→ What you have to do: Go through the listing below and gather every line with the word "nParameters".

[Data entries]
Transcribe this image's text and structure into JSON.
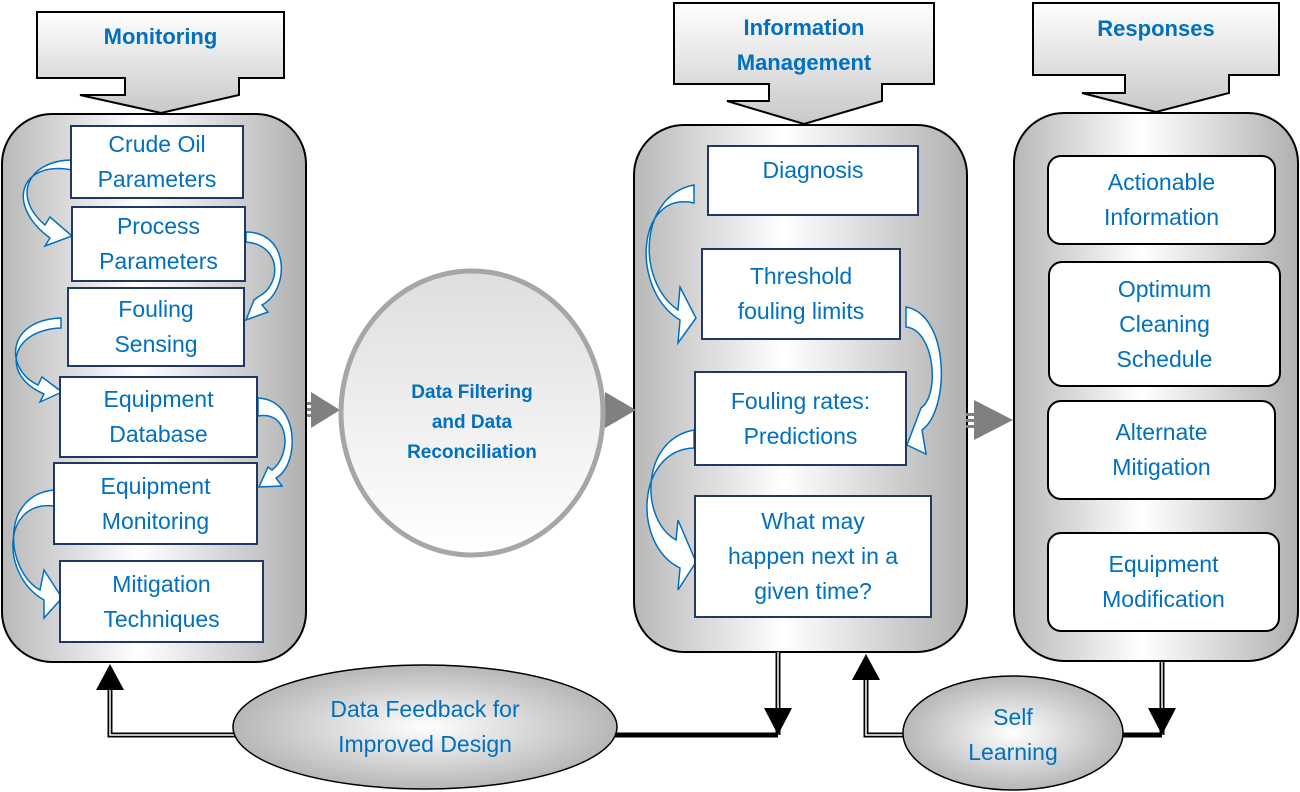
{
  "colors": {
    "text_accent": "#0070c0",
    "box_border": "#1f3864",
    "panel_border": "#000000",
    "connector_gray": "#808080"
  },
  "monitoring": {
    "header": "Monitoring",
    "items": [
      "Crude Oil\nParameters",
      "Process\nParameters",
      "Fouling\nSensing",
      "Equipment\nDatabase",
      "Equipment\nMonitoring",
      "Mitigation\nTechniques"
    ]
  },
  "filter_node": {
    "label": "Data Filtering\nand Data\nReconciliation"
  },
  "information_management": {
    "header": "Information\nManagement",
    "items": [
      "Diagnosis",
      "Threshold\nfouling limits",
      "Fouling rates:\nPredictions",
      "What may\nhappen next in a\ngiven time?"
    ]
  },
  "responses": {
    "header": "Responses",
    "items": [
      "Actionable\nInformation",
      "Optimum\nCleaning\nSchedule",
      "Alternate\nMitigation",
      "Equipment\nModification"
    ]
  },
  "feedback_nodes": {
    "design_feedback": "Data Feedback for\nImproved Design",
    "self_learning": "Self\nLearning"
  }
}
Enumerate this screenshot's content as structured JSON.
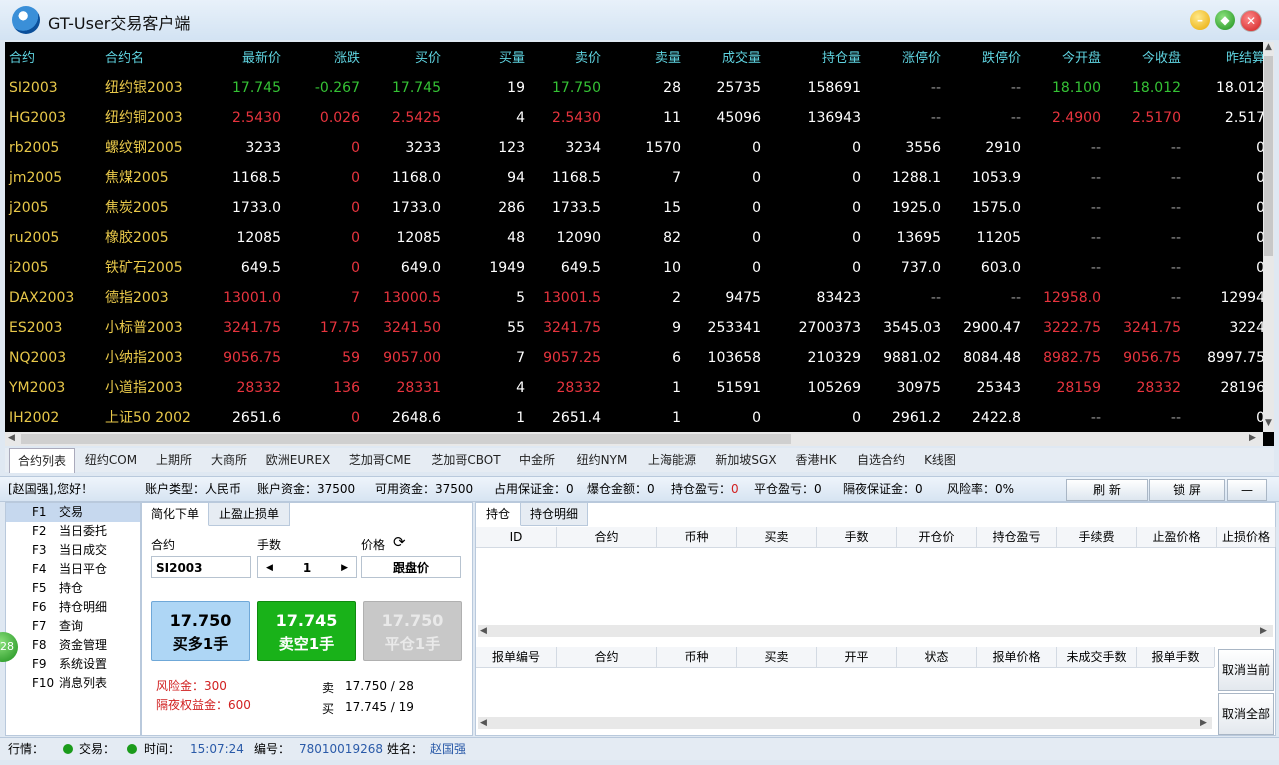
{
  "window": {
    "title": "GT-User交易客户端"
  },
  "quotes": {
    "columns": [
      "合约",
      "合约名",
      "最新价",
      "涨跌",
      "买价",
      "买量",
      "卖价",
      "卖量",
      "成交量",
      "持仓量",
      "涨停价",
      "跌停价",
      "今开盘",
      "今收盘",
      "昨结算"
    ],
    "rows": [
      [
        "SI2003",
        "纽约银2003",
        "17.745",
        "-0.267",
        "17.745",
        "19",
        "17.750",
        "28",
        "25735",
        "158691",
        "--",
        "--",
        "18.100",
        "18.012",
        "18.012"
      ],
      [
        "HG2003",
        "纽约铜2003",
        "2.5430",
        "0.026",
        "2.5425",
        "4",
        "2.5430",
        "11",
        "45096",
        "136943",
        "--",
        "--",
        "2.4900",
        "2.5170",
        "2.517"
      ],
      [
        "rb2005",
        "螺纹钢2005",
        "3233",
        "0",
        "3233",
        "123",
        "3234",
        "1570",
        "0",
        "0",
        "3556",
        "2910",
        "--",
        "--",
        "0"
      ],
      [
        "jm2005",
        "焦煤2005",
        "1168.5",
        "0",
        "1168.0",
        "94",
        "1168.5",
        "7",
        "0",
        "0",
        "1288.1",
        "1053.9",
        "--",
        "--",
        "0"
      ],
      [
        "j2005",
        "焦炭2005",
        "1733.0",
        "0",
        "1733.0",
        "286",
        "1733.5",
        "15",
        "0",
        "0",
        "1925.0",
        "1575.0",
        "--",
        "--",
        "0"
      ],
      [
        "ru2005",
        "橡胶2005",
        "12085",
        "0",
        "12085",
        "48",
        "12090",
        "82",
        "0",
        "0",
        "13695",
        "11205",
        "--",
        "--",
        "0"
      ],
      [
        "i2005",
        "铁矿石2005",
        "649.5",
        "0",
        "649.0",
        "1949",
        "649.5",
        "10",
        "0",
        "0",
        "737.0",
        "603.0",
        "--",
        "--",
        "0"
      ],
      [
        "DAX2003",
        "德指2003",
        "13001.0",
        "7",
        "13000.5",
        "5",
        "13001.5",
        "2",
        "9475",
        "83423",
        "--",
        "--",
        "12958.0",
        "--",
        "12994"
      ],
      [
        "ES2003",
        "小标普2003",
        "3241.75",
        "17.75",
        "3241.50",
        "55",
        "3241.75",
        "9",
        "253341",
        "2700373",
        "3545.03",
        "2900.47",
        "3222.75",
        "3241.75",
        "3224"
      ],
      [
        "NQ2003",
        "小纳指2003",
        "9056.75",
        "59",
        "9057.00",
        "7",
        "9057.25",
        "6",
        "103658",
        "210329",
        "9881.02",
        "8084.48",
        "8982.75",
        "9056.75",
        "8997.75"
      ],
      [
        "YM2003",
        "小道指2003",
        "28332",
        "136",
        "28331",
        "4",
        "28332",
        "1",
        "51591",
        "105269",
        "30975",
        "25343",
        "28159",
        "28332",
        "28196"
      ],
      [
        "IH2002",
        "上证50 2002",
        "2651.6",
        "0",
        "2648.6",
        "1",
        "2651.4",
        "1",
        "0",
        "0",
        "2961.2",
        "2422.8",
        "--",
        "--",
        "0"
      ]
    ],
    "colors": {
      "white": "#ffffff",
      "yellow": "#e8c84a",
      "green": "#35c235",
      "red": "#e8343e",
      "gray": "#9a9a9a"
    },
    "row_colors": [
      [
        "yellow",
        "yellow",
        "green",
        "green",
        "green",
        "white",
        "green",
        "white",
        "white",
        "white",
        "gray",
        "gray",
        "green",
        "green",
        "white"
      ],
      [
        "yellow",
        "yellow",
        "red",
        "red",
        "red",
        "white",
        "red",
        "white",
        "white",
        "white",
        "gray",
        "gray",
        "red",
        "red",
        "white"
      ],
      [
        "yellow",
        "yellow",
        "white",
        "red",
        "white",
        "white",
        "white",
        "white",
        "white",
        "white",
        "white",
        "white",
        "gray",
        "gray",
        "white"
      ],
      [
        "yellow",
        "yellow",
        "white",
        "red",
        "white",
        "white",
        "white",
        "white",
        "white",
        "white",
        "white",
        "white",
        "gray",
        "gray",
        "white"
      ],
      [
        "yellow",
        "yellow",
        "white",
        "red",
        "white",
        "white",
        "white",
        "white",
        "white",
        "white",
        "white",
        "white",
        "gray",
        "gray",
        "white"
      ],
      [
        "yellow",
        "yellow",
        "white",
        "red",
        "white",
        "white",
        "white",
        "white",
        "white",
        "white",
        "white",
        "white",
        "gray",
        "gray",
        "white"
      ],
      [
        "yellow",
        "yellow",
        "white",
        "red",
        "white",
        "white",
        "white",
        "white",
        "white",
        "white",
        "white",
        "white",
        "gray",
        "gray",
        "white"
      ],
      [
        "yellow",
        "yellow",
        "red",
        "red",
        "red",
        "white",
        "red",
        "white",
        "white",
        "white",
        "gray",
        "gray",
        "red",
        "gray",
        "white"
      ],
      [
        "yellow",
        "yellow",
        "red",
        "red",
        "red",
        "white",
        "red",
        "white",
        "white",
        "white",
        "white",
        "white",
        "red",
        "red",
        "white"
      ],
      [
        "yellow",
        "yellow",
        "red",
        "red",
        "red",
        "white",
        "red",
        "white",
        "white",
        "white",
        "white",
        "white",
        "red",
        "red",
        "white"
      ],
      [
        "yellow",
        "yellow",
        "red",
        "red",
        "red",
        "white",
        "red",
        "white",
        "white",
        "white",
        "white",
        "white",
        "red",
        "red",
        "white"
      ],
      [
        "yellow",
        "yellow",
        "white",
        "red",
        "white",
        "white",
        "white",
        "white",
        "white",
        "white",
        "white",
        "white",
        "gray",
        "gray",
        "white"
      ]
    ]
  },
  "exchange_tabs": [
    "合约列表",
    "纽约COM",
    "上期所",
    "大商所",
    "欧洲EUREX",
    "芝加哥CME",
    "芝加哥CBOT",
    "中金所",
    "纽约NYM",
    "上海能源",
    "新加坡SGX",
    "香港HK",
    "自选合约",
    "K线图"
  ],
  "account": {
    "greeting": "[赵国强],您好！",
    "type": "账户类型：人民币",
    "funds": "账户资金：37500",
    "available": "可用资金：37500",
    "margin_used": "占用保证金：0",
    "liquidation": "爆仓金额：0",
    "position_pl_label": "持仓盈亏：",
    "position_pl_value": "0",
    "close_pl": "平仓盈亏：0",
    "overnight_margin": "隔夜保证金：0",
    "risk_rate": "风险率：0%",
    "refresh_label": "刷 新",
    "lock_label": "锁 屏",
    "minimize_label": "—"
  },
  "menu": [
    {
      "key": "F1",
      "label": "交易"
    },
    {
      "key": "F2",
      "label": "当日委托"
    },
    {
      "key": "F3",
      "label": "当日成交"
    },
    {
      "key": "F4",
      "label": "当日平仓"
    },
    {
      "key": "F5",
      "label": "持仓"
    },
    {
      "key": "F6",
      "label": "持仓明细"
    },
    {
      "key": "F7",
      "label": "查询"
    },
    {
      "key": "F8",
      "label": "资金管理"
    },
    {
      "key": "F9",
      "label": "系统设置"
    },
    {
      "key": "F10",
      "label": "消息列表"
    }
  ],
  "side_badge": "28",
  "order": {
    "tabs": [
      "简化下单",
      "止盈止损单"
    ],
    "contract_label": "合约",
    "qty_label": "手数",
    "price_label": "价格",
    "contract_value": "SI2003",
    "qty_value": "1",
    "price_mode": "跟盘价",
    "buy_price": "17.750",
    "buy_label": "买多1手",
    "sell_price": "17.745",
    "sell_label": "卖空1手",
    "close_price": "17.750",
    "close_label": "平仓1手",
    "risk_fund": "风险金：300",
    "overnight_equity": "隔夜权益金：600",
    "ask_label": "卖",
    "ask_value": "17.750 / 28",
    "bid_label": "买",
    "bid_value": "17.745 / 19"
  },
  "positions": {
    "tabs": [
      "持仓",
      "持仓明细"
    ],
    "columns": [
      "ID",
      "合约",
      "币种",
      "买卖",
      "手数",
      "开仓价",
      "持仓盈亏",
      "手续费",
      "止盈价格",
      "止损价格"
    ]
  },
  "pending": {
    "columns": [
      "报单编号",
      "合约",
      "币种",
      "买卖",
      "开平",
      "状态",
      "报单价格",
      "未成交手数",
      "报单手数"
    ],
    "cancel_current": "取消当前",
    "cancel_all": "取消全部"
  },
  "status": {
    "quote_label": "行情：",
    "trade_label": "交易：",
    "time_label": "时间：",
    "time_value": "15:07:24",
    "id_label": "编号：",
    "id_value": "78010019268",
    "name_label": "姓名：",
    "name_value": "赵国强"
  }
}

→ Task answer:
      "Crude Oil\nParameters",
      "Process\nParameters",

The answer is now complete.